Excerpts from a figure dataset
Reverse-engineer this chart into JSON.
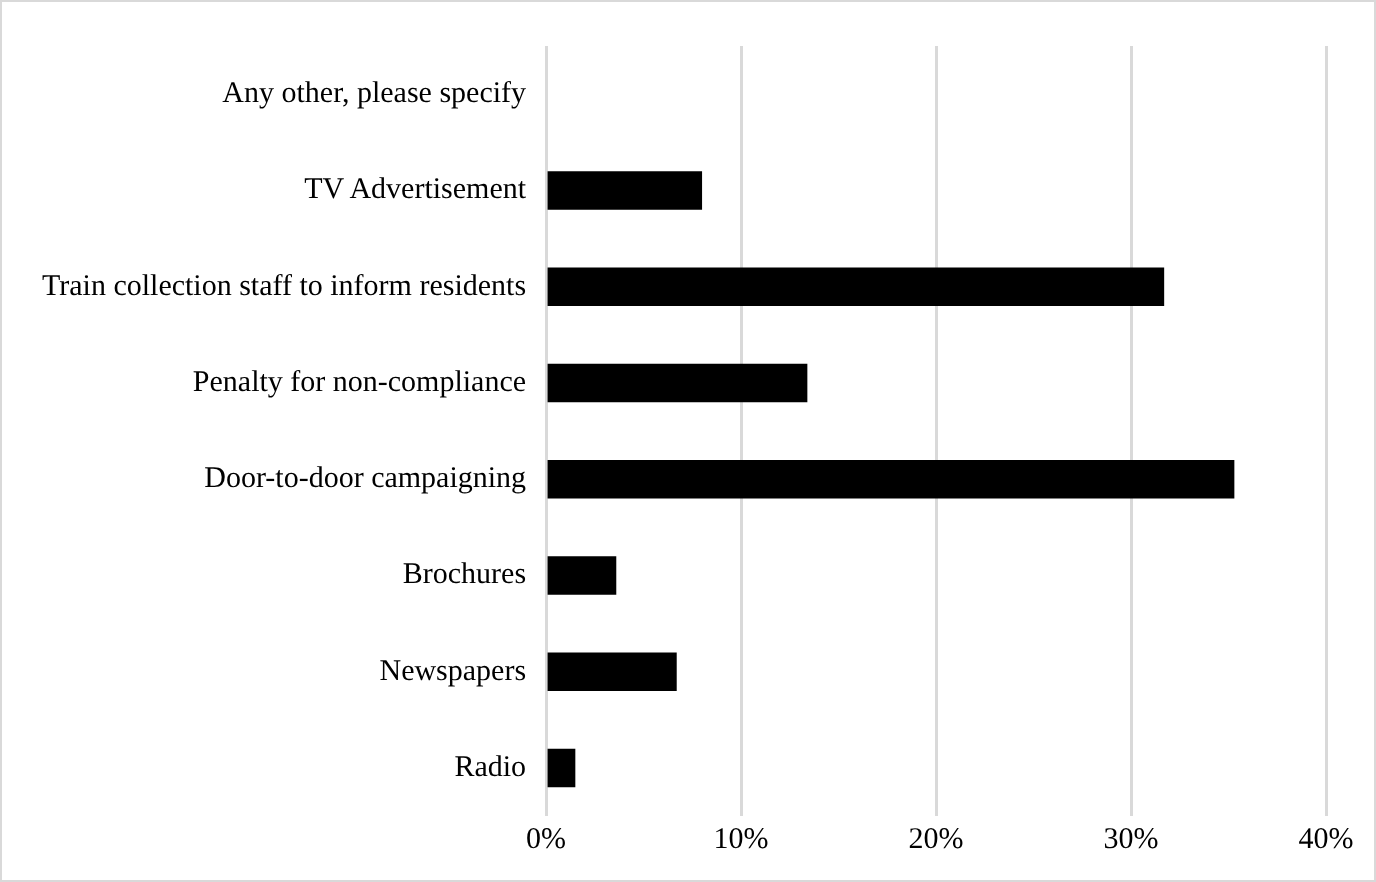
{
  "chart_data": {
    "type": "bar",
    "orientation": "horizontal",
    "categories": [
      "Any other, please specify",
      "TV Advertisement",
      "Train collection staff to inform residents",
      "Penalty for non-compliance",
      "Door-to-door campaigning",
      "Brochures",
      "Newspapers",
      "Radio"
    ],
    "values": [
      0,
      8.0,
      31.7,
      13.4,
      35.3,
      3.6,
      6.7,
      1.5
    ],
    "color": "#000000",
    "xlim": [
      0,
      40
    ],
    "xticks": [
      {
        "value": 0,
        "label": "0%"
      },
      {
        "value": 10,
        "label": "10%"
      },
      {
        "value": 20,
        "label": "20%"
      },
      {
        "value": 30,
        "label": "30%"
      },
      {
        "value": 40,
        "label": "40%"
      }
    ],
    "grid": "x"
  }
}
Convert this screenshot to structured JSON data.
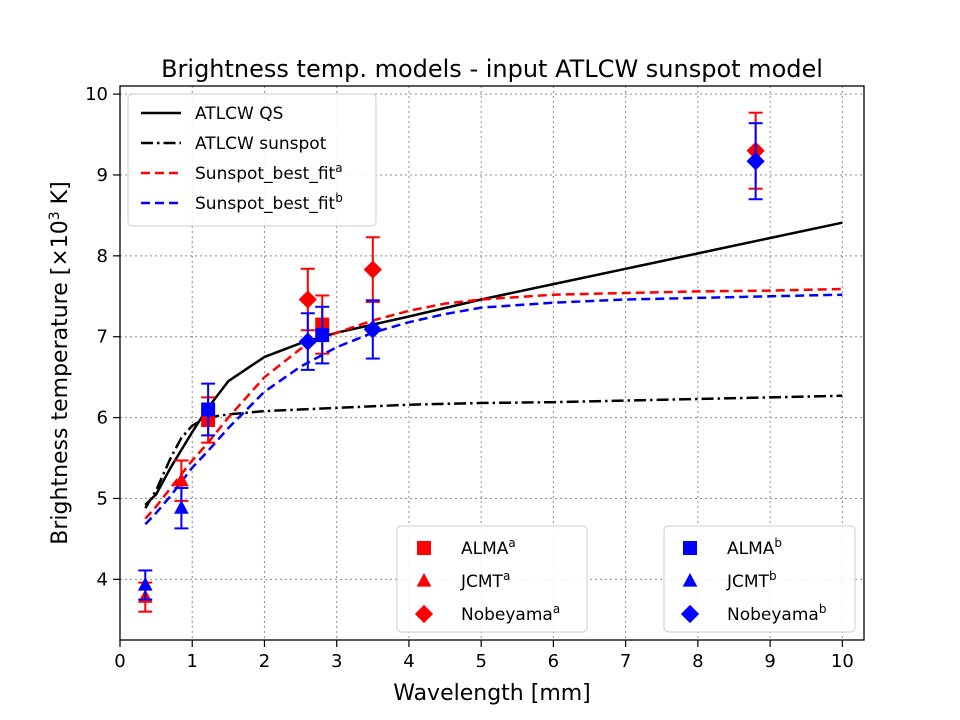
{
  "chart_data": {
    "type": "line",
    "title": "Brightness temp. models - input ATLCW sunspot model",
    "xlabel": "Wavelength [mm]",
    "ylabel_main": "Brightness temperature [×10",
    "ylabel_exp": "3",
    "ylabel_end": " K]",
    "xlim": [
      0,
      10.3
    ],
    "ylim": [
      3.25,
      10.1
    ],
    "xticks": [
      "0",
      "1",
      "2",
      "3",
      "4",
      "5",
      "6",
      "7",
      "8",
      "9",
      "10"
    ],
    "yticks": [
      "4",
      "5",
      "6",
      "7",
      "8",
      "9",
      "10"
    ],
    "grid": true,
    "lines": [
      {
        "name": "ATLCW QS",
        "label": "ATLCW QS",
        "sup": "",
        "color": "#000000",
        "dash": "",
        "lw": 2.5,
        "x": [
          0.35,
          0.5,
          0.7,
          0.85,
          1.0,
          1.2,
          1.5,
          2.0,
          2.5,
          3.0,
          3.5,
          4.0,
          5.0,
          6.0,
          7.0,
          8.0,
          9.0,
          10.0
        ],
        "y": [
          4.92,
          5.05,
          5.38,
          5.6,
          5.82,
          6.1,
          6.45,
          6.75,
          6.92,
          7.05,
          7.15,
          7.25,
          7.46,
          7.65,
          7.84,
          8.03,
          8.22,
          8.41
        ]
      },
      {
        "name": "ATLCW sunspot",
        "label": "ATLCW sunspot",
        "sup": "",
        "color": "#000000",
        "dash": "12 4 2.5 4",
        "lw": 2.5,
        "x": [
          0.35,
          0.5,
          0.7,
          0.85,
          1.0,
          1.2,
          1.5,
          2.0,
          3.0,
          4.0,
          5.0,
          6.0,
          7.0,
          8.0,
          9.0,
          10.0
        ],
        "y": [
          4.88,
          5.1,
          5.5,
          5.75,
          5.9,
          6.0,
          6.04,
          6.08,
          6.12,
          6.16,
          6.18,
          6.19,
          6.21,
          6.23,
          6.25,
          6.27
        ]
      },
      {
        "name": "Sunspot_best_fit_a",
        "label": "Sunspot_best_fit",
        "sup": "a",
        "color": "#ff0000",
        "dash": "9 5",
        "lw": 2.5,
        "x": [
          0.35,
          0.5,
          0.7,
          1.0,
          1.2,
          1.5,
          2.0,
          2.5,
          3.0,
          3.5,
          4.0,
          4.5,
          5.0,
          6.0,
          7.0,
          8.0,
          9.0,
          10.0
        ],
        "y": [
          4.75,
          4.9,
          5.13,
          5.47,
          5.67,
          6.0,
          6.5,
          6.85,
          7.05,
          7.2,
          7.32,
          7.41,
          7.46,
          7.52,
          7.54,
          7.56,
          7.57,
          7.59
        ]
      },
      {
        "name": "Sunspot_best_fit_b",
        "label": "Sunspot_best_fit",
        "sup": "b",
        "color": "#0000ff",
        "dash": "9 5",
        "lw": 2.5,
        "x": [
          0.35,
          0.5,
          0.7,
          1.0,
          1.2,
          1.5,
          2.0,
          2.5,
          3.0,
          3.5,
          4.0,
          4.5,
          5.0,
          6.0,
          7.0,
          8.0,
          9.0,
          10.0
        ],
        "y": [
          4.68,
          4.82,
          5.03,
          5.38,
          5.57,
          5.87,
          6.32,
          6.63,
          6.87,
          7.05,
          7.18,
          7.28,
          7.36,
          7.42,
          7.46,
          7.48,
          7.5,
          7.52
        ]
      }
    ],
    "points": [
      {
        "set": "a",
        "instrument": "ALMA",
        "label": "ALMA",
        "sup": "a",
        "marker": "square",
        "color": "#ff0000",
        "data": [
          {
            "x": 1.22,
            "y": 5.97,
            "err": 0.28
          },
          {
            "x": 2.8,
            "y": 7.15,
            "err": 0.36
          }
        ]
      },
      {
        "set": "a",
        "instrument": "JCMT",
        "label": "JCMT",
        "sup": "a",
        "marker": "triangle",
        "color": "#ff0000",
        "data": [
          {
            "x": 0.35,
            "y": 3.78,
            "err": 0.18
          },
          {
            "x": 0.85,
            "y": 5.22,
            "err": 0.25
          }
        ]
      },
      {
        "set": "a",
        "instrument": "Nobeyama",
        "label": "Nobeyama",
        "sup": "a",
        "marker": "diamond",
        "color": "#ff0000",
        "data": [
          {
            "x": 2.6,
            "y": 7.46,
            "err": 0.38
          },
          {
            "x": 3.5,
            "y": 7.83,
            "err": 0.4
          },
          {
            "x": 8.8,
            "y": 9.3,
            "err": 0.47
          }
        ]
      },
      {
        "set": "b",
        "instrument": "ALMA",
        "label": "ALMA",
        "sup": "b",
        "marker": "square",
        "color": "#0000ff",
        "data": [
          {
            "x": 1.22,
            "y": 6.1,
            "err": 0.32
          },
          {
            "x": 2.8,
            "y": 7.02,
            "err": 0.35
          }
        ]
      },
      {
        "set": "b",
        "instrument": "JCMT",
        "label": "JCMT",
        "sup": "b",
        "marker": "triangle",
        "color": "#0000ff",
        "data": [
          {
            "x": 0.35,
            "y": 3.93,
            "err": 0.18
          },
          {
            "x": 0.85,
            "y": 4.88,
            "err": 0.25
          }
        ]
      },
      {
        "set": "b",
        "instrument": "Nobeyama",
        "label": "Nobeyama",
        "sup": "b",
        "marker": "diamond",
        "color": "#0000ff",
        "data": [
          {
            "x": 2.6,
            "y": 6.94,
            "err": 0.35
          },
          {
            "x": 3.5,
            "y": 7.09,
            "err": 0.36
          },
          {
            "x": 8.8,
            "y": 9.17,
            "err": 0.47
          }
        ]
      }
    ],
    "legends": {
      "lines": {
        "position": "upper-left",
        "entries": [
          "ATLCW QS",
          "ATLCW sunspot",
          "Sunspot_best_fit_a",
          "Sunspot_best_fit_b"
        ]
      },
      "points_a": {
        "position": "lower-center",
        "set": "a"
      },
      "points_b": {
        "position": "lower-right",
        "set": "b"
      }
    }
  }
}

▶ Exercise prompt
Transcribe the records above exactly, leaving out every picture.

▶ Full response
Reverse-engineer this chart into JSON.
{
  "chart_data": {
    "type": "bar",
    "orientation": "horizontal",
    "categories": [
      "Any other, please specify",
      "TV Advertisement",
      "Train collection staff to inform residents",
      "Penalty for non-compliance",
      "Door-to-door campaigning",
      "Brochures",
      "Newspapers",
      "Radio"
    ],
    "values": [
      0,
      8.0,
      31.7,
      13.4,
      35.3,
      3.6,
      6.7,
      1.5
    ],
    "color": "#000000",
    "xlim": [
      0,
      40
    ],
    "xticks": [
      {
        "value": 0,
        "label": "0%"
      },
      {
        "value": 10,
        "label": "10%"
      },
      {
        "value": 20,
        "label": "20%"
      },
      {
        "value": 30,
        "label": "30%"
      },
      {
        "value": 40,
        "label": "40%"
      }
    ],
    "grid": "x"
  }
}
Convert this screenshot to structured JSON data.
{
  "chart_data": {
    "type": "line",
    "title": "Brightness temp. models - input ATLCW sunspot model",
    "xlabel": "Wavelength [mm]",
    "ylabel_main": "Brightness temperature [×10",
    "ylabel_exp": "3",
    "ylabel_end": " K]",
    "xlim": [
      0,
      10.3
    ],
    "ylim": [
      3.25,
      10.1
    ],
    "xticks": [
      "0",
      "1",
      "2",
      "3",
      "4",
      "5",
      "6",
      "7",
      "8",
      "9",
      "10"
    ],
    "yticks": [
      "4",
      "5",
      "6",
      "7",
      "8",
      "9",
      "10"
    ],
    "grid": true,
    "lines": [
      {
        "name": "ATLCW QS",
        "label": "ATLCW QS",
        "sup": "",
        "color": "#000000",
        "dash": "",
        "lw": 2.5,
        "x": [
          0.35,
          0.5,
          0.7,
          0.85,
          1.0,
          1.2,
          1.5,
          2.0,
          2.5,
          3.0,
          3.5,
          4.0,
          5.0,
          6.0,
          7.0,
          8.0,
          9.0,
          10.0
        ],
        "y": [
          4.92,
          5.05,
          5.38,
          5.6,
          5.82,
          6.1,
          6.45,
          6.75,
          6.92,
          7.05,
          7.15,
          7.25,
          7.46,
          7.65,
          7.84,
          8.03,
          8.22,
          8.41
        ]
      },
      {
        "name": "ATLCW sunspot",
        "label": "ATLCW sunspot",
        "sup": "",
        "color": "#000000",
        "dash": "12 4 2.5 4",
        "lw": 2.5,
        "x": [
          0.35,
          0.5,
          0.7,
          0.85,
          1.0,
          1.2,
          1.5,
          2.0,
          3.0,
          4.0,
          5.0,
          6.0,
          7.0,
          8.0,
          9.0,
          10.0
        ],
        "y": [
          4.88,
          5.1,
          5.5,
          5.75,
          5.9,
          6.0,
          6.04,
          6.08,
          6.12,
          6.16,
          6.18,
          6.19,
          6.21,
          6.23,
          6.25,
          6.27
        ]
      },
      {
        "name": "Sunspot_best_fit_a",
        "label": "Sunspot_best_fit",
        "sup": "a",
        "color": "#ff0000",
        "dash": "9 5",
        "lw": 2.5,
        "x": [
          0.35,
          0.5,
          0.7,
          1.0,
          1.2,
          1.5,
          2.0,
          2.5,
          3.0,
          3.5,
          4.0,
          4.5,
          5.0,
          6.0,
          7.0,
          8.0,
          9.0,
          10.0
        ],
        "y": [
          4.75,
          4.9,
          5.13,
          5.47,
          5.67,
          6.0,
          6.5,
          6.85,
          7.05,
          7.2,
          7.32,
          7.41,
          7.46,
          7.52,
          7.54,
          7.56,
          7.57,
          7.59
        ]
      },
      {
        "name": "Sunspot_best_fit_b",
        "label": "Sunspot_best_fit",
        "sup": "b",
        "color": "#0000ff",
        "dash": "9 5",
        "lw": 2.5,
        "x": [
          0.35,
          0.5,
          0.7,
          1.0,
          1.2,
          1.5,
          2.0,
          2.5,
          3.0,
          3.5,
          4.0,
          4.5,
          5.0,
          6.0,
          7.0,
          8.0,
          9.0,
          10.0
        ],
        "y": [
          4.68,
          4.82,
          5.03,
          5.38,
          5.57,
          5.87,
          6.32,
          6.63,
          6.87,
          7.05,
          7.18,
          7.28,
          7.36,
          7.42,
          7.46,
          7.48,
          7.5,
          7.52
        ]
      }
    ],
    "points": [
      {
        "set": "a",
        "instrument": "ALMA",
        "label": "ALMA",
        "sup": "a",
        "marker": "square",
        "color": "#ff0000",
        "data": [
          {
            "x": 1.22,
            "y": 5.97,
            "err": 0.28
          },
          {
            "x": 2.8,
            "y": 7.15,
            "err": 0.36
          }
        ]
      },
      {
        "set": "a",
        "instrument": "JCMT",
        "label": "JCMT",
        "sup": "a",
        "marker": "triangle",
        "color": "#ff0000",
        "data": [
          {
            "x": 0.35,
            "y": 3.78,
            "err": 0.18
          },
          {
            "x": 0.85,
            "y": 5.22,
            "err": 0.25
          }
        ]
      },
      {
        "set": "a",
        "instrument": "Nobeyama",
        "label": "Nobeyama",
        "sup": "a",
        "marker": "diamond",
        "color": "#ff0000",
        "data": [
          {
            "x": 2.6,
            "y": 7.46,
            "err": 0.38
          },
          {
            "x": 3.5,
            "y": 7.83,
            "err": 0.4
          },
          {
            "x": 8.8,
            "y": 9.3,
            "err": 0.47
          }
        ]
      },
      {
        "set": "b",
        "instrument": "ALMA",
        "label": "ALMA",
        "sup": "b",
        "marker": "square",
        "color": "#0000ff",
        "data": [
          {
            "x": 1.22,
            "y": 6.1,
            "err": 0.32
          },
          {
            "x": 2.8,
            "y": 7.02,
            "err": 0.35
          }
        ]
      },
      {
        "set": "b",
        "instrument": "JCMT",
        "label": "JCMT",
        "sup": "b",
        "marker": "triangle",
        "color": "#0000ff",
        "data": [
          {
            "x": 0.35,
            "y": 3.93,
            "err": 0.18
          },
          {
            "x": 0.85,
            "y": 4.88,
            "err": 0.25
          }
        ]
      },
      {
        "set": "b",
        "instrument": "Nobeyama",
        "label": "Nobeyama",
        "sup": "b",
        "marker": "diamond",
        "color": "#0000ff",
        "data": [
          {
            "x": 2.6,
            "y": 6.94,
            "err": 0.35
          },
          {
            "x": 3.5,
            "y": 7.09,
            "err": 0.36
          },
          {
            "x": 8.8,
            "y": 9.17,
            "err": 0.47
          }
        ]
      }
    ],
    "legends": {
      "lines": {
        "position": "upper-left",
        "entries": [
          "ATLCW QS",
          "ATLCW sunspot",
          "Sunspot_best_fit_a",
          "Sunspot_best_fit_b"
        ]
      },
      "points_a": {
        "position": "lower-center",
        "set": "a"
      },
      "points_b": {
        "position": "lower-right",
        "set": "b"
      }
    }
  }
}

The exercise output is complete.